§ **Objective**: Which lines below hold the word "name"? Copy all of them.

§ **Given data**:
-=-=-=-=-

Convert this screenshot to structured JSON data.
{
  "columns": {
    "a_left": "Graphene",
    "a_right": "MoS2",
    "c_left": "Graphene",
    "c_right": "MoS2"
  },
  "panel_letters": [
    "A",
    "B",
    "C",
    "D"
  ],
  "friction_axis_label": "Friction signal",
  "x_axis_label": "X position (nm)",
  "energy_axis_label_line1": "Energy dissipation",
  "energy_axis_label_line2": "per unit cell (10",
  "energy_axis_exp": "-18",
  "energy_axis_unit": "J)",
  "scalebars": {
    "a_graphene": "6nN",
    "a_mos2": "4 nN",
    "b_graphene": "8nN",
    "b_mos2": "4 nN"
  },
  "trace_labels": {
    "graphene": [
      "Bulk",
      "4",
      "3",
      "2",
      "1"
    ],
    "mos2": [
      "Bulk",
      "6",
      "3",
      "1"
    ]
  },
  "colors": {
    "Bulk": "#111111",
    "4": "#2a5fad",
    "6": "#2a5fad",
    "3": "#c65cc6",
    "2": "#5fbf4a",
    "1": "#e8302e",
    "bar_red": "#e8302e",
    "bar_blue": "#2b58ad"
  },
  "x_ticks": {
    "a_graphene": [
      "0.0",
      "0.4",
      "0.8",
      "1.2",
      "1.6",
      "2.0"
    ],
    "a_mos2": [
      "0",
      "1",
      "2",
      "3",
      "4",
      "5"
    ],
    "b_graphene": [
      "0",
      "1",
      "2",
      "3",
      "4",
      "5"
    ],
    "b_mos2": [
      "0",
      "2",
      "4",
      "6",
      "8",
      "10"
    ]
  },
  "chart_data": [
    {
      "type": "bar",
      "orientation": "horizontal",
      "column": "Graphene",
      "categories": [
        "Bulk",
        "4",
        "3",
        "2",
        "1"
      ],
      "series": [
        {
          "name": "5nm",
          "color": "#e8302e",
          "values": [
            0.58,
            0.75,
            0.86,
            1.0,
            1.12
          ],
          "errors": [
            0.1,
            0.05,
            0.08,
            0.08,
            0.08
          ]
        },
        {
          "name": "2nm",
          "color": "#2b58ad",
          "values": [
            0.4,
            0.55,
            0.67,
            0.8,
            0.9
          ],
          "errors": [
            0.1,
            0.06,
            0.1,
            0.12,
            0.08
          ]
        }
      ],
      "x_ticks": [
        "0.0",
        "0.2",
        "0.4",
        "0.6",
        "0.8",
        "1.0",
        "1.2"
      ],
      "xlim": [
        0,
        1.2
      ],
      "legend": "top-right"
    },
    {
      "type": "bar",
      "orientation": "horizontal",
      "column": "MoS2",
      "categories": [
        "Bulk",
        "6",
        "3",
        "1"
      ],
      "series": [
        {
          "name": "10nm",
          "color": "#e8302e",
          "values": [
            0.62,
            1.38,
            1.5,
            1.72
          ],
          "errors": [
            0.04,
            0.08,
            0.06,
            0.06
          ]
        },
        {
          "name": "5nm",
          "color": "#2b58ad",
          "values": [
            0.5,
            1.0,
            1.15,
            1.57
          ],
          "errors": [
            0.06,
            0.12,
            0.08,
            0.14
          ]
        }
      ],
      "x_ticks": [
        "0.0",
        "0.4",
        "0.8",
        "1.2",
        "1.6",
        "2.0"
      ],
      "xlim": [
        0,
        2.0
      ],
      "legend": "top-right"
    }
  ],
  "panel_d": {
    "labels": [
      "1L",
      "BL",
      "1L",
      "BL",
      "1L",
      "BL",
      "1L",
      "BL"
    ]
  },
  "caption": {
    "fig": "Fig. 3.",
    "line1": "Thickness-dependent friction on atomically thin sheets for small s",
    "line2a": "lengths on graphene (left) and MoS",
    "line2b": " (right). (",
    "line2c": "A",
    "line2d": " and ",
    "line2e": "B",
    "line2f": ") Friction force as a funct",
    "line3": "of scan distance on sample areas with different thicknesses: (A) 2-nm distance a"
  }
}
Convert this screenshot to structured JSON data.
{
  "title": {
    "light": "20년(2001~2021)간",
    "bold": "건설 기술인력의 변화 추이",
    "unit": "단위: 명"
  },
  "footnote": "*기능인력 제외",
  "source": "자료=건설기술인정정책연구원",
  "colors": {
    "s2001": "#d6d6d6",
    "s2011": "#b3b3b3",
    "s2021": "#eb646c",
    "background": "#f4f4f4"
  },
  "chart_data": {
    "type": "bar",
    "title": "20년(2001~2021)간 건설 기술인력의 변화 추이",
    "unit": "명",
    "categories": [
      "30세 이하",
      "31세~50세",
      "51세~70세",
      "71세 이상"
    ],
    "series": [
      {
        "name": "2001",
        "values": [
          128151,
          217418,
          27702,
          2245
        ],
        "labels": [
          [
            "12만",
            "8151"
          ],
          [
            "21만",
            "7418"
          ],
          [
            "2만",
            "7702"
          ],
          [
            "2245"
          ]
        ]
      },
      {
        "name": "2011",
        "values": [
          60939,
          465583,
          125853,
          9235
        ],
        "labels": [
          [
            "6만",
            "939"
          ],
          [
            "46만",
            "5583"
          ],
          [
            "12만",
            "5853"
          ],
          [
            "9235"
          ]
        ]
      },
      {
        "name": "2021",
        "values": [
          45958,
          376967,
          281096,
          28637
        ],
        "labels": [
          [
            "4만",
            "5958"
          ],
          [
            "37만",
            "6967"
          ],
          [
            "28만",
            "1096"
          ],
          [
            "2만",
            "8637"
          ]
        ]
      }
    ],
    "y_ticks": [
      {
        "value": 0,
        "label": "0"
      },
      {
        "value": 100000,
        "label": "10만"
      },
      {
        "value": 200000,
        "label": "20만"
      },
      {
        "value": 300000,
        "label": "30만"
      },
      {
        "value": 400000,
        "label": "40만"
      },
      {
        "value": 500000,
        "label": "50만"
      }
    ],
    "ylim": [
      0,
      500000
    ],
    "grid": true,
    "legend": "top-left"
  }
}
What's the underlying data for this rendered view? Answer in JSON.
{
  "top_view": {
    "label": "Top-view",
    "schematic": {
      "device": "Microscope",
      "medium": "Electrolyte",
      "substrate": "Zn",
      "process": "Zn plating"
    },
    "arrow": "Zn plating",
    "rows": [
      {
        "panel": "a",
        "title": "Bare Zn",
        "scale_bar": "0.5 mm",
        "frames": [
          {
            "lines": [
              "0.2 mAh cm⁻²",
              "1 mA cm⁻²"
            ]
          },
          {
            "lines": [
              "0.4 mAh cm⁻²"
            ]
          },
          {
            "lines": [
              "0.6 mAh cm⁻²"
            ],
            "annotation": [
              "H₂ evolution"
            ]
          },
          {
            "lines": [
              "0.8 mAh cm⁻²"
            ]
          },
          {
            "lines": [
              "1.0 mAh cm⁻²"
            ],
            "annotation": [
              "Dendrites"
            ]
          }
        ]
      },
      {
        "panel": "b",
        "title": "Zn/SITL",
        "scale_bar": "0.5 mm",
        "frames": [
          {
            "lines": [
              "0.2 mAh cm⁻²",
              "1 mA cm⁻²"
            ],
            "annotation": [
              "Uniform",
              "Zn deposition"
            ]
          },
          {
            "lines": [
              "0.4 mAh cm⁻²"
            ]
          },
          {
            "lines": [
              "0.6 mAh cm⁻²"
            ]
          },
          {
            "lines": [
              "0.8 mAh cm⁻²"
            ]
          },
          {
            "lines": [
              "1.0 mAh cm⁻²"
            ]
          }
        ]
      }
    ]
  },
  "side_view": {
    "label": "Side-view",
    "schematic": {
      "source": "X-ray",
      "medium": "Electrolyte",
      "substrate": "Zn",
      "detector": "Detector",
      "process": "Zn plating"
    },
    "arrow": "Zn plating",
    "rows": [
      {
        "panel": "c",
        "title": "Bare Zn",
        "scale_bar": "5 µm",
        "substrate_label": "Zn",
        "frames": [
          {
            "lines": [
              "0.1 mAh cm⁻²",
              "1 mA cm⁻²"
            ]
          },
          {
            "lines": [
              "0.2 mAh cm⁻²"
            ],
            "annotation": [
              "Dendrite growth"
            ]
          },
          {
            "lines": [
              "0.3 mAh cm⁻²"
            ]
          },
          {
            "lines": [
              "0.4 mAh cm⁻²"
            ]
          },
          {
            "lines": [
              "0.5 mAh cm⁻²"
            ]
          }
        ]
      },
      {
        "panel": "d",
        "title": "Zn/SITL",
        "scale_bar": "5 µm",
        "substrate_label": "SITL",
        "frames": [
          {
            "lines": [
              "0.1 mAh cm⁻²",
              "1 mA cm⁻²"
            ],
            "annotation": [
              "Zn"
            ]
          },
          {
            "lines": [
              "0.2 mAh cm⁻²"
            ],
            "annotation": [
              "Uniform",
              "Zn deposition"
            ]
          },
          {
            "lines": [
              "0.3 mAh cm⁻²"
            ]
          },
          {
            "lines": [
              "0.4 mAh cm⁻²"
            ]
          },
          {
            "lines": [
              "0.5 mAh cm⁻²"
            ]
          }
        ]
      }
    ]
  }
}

-=-=-=-=-

§ **Written reply**:
          "name": "5nm",
          "name": "2nm",
          "name": "10nm",
          "name": "5nm",
        "name": "2001",
        "name": "2011",
        "name": "2021",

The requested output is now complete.